RECORDS TO PROCESS:
## begin

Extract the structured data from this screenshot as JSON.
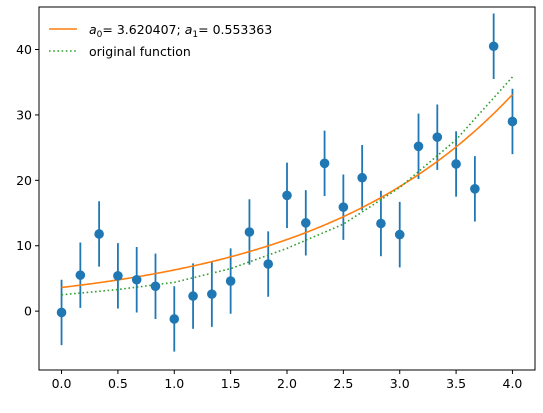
{
  "chart_data": {
    "type": "scatter",
    "title": "",
    "xlabel": "",
    "ylabel": "",
    "xlim": [
      -0.2,
      4.2
    ],
    "ylim": [
      -9,
      46.5
    ],
    "grid": false,
    "legend_position": "top-left",
    "x_ticks": [
      "0.0",
      "0.5",
      "1.0",
      "1.5",
      "2.0",
      "2.5",
      "3.0",
      "3.5",
      "4.0"
    ],
    "y_ticks": [
      "0",
      "10",
      "20",
      "30",
      "40"
    ],
    "series": [
      {
        "kind": "errorbar",
        "color": "#1f77b4",
        "x": [
          0.0,
          0.1667,
          0.3333,
          0.5,
          0.6667,
          0.8333,
          1.0,
          1.1667,
          1.3333,
          1.5,
          1.6667,
          1.8333,
          2.0,
          2.1667,
          2.3333,
          2.5,
          2.6667,
          2.8333,
          3.0,
          3.1667,
          3.3333,
          3.5,
          3.6667,
          3.8333,
          4.0
        ],
        "y": [
          -0.2,
          5.5,
          11.8,
          5.4,
          4.8,
          3.8,
          -1.2,
          2.3,
          2.6,
          4.6,
          12.1,
          7.2,
          17.7,
          13.5,
          22.6,
          15.9,
          20.4,
          13.4,
          11.7,
          25.2,
          26.6,
          22.5,
          18.7,
          40.5,
          29.0
        ],
        "yerr": 5.0
      },
      {
        "name": "$a_0 = $ 3.620407; $a_1 = $ 0.553363",
        "kind": "line",
        "color": "#ff7f0e",
        "style": "solid",
        "equation": "y = a0 * exp(a1 * x)",
        "a0": 3.620407,
        "a1": 0.553363
      },
      {
        "name": "original function",
        "kind": "line",
        "color": "#2ca02c",
        "style": "dotted",
        "x": [
          0.0,
          0.5,
          1.0,
          1.5,
          2.0,
          2.5,
          3.0,
          3.5,
          4.0
        ],
        "y": [
          2.5,
          3.3,
          4.4,
          6.5,
          9.6,
          13.3,
          18.9,
          26.2,
          35.8
        ]
      }
    ],
    "legend": {
      "fit": {
        "a0_label": "a",
        "a0_sub": "0",
        "a0_value": " 3.620407",
        "a1_label": "a",
        "a1_sub": "1",
        "a1_value": " 0.553363"
      },
      "original": "original function"
    }
  }
}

## end

EXERCISE OBJECTIVE:
Reproduce the data verbatim. Do not carry any picture into the copy.

CORRECT OUTPUT:
Extract the structured data from this screenshot as JSON.
{
  "chart_data": {
    "type": "scatter",
    "title": "",
    "xlabel": "",
    "ylabel": "",
    "xlim": [
      -0.2,
      4.2
    ],
    "ylim": [
      -9,
      46.5
    ],
    "grid": false,
    "legend_position": "top-left",
    "x_ticks": [
      "0.0",
      "0.5",
      "1.0",
      "1.5",
      "2.0",
      "2.5",
      "3.0",
      "3.5",
      "4.0"
    ],
    "y_ticks": [
      "0",
      "10",
      "20",
      "30",
      "40"
    ],
    "series": [
      {
        "kind": "errorbar",
        "color": "#1f77b4",
        "x": [
          0.0,
          0.1667,
          0.3333,
          0.5,
          0.6667,
          0.8333,
          1.0,
          1.1667,
          1.3333,
          1.5,
          1.6667,
          1.8333,
          2.0,
          2.1667,
          2.3333,
          2.5,
          2.6667,
          2.8333,
          3.0,
          3.1667,
          3.3333,
          3.5,
          3.6667,
          3.8333,
          4.0
        ],
        "y": [
          -0.2,
          5.5,
          11.8,
          5.4,
          4.8,
          3.8,
          -1.2,
          2.3,
          2.6,
          4.6,
          12.1,
          7.2,
          17.7,
          13.5,
          22.6,
          15.9,
          20.4,
          13.4,
          11.7,
          25.2,
          26.6,
          22.5,
          18.7,
          40.5,
          29.0
        ],
        "yerr": 5.0
      },
      {
        "name": "$a_0 = $ 3.620407; $a_1 = $ 0.553363",
        "kind": "line",
        "color": "#ff7f0e",
        "style": "solid",
        "equation": "y = a0 * exp(a1 * x)",
        "a0": 3.620407,
        "a1": 0.553363
      },
      {
        "name": "original function",
        "kind": "line",
        "color": "#2ca02c",
        "style": "dotted",
        "x": [
          0.0,
          0.5,
          1.0,
          1.5,
          2.0,
          2.5,
          3.0,
          3.5,
          4.0
        ],
        "y": [
          2.5,
          3.3,
          4.4,
          6.5,
          9.6,
          13.3,
          18.9,
          26.2,
          35.8
        ]
      }
    ],
    "legend": {
      "fit": {
        "a0_label": "a",
        "a0_sub": "0",
        "a0_value": " 3.620407",
        "a1_label": "a",
        "a1_sub": "1",
        "a1_value": " 0.553363"
      },
      "original": "original function"
    }
  }
}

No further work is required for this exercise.